[Entries from a dataset]
________________________________________
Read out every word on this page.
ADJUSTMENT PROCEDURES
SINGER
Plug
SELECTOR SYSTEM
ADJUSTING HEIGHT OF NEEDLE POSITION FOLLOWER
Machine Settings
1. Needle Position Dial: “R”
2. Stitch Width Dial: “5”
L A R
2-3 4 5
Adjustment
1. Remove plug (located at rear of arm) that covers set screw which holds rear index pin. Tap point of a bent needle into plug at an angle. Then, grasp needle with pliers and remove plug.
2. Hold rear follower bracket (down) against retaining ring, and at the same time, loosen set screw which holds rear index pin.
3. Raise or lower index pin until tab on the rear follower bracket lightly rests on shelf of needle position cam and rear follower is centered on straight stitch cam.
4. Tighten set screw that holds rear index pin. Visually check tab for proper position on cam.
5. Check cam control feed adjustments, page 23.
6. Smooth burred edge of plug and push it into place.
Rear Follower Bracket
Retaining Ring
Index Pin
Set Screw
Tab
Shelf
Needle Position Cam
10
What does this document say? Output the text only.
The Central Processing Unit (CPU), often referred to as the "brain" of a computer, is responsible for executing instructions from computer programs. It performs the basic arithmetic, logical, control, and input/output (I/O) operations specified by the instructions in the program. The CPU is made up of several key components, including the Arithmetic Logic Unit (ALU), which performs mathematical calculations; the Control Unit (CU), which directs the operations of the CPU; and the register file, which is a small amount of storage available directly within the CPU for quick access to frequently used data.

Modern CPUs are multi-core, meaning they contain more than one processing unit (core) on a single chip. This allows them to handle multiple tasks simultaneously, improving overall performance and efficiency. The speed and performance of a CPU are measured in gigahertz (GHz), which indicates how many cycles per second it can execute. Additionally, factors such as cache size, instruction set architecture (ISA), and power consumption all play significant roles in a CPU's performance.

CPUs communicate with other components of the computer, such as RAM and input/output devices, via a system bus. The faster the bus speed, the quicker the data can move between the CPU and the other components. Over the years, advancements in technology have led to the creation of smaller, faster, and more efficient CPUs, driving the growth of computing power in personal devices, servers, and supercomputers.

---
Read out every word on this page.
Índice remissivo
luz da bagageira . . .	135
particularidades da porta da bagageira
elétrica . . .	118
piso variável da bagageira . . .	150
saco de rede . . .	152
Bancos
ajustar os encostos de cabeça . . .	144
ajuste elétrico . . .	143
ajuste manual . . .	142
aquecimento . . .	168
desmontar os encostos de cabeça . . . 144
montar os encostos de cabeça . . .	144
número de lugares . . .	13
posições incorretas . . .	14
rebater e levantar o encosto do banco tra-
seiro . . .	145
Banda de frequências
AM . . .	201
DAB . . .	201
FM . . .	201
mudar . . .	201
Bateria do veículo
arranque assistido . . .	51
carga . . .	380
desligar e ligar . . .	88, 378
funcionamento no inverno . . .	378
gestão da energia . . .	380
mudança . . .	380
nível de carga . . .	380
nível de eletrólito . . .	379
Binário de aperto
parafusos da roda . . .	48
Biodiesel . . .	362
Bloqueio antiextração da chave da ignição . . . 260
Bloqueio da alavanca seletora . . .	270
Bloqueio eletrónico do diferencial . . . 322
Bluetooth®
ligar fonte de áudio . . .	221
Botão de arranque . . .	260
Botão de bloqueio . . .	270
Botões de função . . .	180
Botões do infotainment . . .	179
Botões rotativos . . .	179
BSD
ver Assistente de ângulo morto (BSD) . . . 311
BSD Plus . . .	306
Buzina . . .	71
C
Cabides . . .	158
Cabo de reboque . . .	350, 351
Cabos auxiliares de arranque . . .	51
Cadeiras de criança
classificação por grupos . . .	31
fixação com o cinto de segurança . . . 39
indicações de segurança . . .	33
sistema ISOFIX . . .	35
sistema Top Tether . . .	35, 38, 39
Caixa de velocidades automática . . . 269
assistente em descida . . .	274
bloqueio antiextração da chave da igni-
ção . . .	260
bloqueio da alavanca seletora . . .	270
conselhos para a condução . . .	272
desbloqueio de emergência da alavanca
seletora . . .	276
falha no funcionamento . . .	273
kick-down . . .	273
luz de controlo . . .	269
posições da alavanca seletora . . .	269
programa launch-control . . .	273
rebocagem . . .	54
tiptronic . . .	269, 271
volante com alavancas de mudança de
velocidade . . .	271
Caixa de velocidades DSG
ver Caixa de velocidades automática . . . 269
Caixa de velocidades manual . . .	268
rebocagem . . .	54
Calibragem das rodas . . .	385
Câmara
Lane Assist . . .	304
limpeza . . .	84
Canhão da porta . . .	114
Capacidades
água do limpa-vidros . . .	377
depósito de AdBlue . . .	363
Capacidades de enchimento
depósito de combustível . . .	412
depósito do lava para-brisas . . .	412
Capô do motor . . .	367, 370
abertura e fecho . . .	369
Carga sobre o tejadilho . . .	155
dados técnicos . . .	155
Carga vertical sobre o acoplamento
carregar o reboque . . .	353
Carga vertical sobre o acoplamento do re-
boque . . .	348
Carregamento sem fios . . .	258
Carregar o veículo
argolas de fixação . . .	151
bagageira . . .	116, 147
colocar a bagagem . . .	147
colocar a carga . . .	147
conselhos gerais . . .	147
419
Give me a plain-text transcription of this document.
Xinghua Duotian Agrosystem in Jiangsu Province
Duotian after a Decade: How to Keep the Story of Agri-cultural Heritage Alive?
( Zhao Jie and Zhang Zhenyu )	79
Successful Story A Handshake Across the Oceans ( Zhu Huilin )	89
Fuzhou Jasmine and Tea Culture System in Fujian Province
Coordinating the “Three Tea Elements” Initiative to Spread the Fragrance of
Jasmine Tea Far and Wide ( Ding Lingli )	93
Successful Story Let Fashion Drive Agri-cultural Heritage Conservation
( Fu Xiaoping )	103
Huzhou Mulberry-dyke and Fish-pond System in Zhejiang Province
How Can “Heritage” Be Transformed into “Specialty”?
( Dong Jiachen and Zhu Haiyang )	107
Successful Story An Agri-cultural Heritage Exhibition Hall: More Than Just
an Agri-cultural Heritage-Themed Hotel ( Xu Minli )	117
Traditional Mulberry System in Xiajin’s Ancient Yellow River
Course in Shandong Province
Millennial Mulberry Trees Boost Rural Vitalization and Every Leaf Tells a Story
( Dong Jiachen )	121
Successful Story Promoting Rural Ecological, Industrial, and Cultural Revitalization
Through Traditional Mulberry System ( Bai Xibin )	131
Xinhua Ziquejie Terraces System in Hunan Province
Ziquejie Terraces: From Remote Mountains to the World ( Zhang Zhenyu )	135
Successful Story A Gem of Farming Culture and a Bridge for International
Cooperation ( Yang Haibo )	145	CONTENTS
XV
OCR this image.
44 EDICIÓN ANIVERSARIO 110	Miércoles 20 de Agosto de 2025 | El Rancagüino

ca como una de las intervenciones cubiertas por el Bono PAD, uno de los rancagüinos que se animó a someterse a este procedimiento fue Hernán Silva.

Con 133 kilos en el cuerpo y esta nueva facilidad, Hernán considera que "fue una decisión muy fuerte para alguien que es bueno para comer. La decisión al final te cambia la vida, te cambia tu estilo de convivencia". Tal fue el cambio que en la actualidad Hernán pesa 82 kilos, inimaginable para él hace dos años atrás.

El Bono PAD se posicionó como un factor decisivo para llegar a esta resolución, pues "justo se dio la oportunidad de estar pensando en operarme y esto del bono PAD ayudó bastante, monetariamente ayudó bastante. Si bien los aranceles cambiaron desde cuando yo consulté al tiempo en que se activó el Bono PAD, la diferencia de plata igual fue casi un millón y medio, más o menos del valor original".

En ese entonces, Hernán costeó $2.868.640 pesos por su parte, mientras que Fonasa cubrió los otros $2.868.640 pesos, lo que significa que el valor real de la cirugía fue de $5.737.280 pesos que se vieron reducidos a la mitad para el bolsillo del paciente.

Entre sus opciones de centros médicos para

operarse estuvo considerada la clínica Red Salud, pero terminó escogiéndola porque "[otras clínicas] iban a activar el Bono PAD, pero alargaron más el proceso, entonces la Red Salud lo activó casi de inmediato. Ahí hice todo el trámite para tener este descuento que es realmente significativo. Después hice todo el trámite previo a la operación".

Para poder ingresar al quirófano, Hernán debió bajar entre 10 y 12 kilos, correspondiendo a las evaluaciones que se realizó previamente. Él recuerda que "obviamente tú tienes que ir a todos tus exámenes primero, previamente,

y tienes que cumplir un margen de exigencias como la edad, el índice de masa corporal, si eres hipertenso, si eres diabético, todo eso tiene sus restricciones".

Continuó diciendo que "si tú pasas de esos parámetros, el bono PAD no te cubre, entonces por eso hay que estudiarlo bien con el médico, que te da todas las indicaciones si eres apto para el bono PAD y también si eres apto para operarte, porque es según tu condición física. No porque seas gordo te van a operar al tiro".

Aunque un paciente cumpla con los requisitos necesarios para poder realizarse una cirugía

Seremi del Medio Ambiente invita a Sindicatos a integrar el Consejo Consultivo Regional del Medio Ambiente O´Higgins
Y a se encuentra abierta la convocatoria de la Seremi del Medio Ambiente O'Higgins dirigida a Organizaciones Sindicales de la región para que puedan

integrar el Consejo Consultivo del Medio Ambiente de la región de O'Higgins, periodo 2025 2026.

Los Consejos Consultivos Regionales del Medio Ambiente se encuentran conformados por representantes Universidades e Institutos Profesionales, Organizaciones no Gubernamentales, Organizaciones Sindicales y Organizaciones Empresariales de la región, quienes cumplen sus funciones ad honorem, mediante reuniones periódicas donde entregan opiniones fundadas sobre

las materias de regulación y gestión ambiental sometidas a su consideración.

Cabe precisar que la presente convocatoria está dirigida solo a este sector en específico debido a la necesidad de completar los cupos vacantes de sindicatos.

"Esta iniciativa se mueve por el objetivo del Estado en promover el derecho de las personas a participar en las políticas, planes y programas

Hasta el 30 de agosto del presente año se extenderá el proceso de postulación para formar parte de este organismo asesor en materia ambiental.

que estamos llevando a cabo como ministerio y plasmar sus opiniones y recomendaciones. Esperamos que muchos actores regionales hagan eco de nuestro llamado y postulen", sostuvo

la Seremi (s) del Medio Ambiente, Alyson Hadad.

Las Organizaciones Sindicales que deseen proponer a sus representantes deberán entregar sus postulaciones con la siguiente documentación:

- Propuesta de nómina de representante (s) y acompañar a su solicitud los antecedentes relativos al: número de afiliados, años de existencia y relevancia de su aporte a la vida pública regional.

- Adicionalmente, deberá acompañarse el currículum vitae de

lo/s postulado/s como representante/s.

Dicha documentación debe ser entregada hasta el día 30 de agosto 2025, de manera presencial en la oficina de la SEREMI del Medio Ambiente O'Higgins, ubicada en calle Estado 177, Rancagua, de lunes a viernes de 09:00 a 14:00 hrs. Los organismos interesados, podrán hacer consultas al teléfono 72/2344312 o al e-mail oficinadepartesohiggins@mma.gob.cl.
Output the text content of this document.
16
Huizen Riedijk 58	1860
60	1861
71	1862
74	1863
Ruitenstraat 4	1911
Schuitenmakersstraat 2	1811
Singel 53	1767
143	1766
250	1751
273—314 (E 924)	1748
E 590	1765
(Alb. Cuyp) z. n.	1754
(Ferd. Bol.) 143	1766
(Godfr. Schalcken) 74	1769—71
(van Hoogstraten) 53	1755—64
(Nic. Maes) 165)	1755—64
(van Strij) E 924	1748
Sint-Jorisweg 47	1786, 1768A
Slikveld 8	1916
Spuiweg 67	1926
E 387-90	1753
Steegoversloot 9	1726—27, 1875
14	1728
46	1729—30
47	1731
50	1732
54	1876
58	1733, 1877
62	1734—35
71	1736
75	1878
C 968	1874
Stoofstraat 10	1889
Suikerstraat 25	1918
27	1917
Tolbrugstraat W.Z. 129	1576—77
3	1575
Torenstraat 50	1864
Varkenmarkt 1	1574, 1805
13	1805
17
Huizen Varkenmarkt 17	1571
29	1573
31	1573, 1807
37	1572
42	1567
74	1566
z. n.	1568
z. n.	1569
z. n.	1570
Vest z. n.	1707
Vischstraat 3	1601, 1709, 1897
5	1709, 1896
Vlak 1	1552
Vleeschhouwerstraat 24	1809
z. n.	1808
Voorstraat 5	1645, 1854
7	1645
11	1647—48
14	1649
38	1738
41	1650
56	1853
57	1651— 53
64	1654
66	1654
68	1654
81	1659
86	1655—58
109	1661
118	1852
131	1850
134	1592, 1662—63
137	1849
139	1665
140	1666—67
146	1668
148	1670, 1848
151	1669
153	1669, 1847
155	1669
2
________________________________________
- [Exercise instructions] In the entries above, count each line that holds "Ziquejie". Give the total and nothing else.

- [Output of the exercise] 2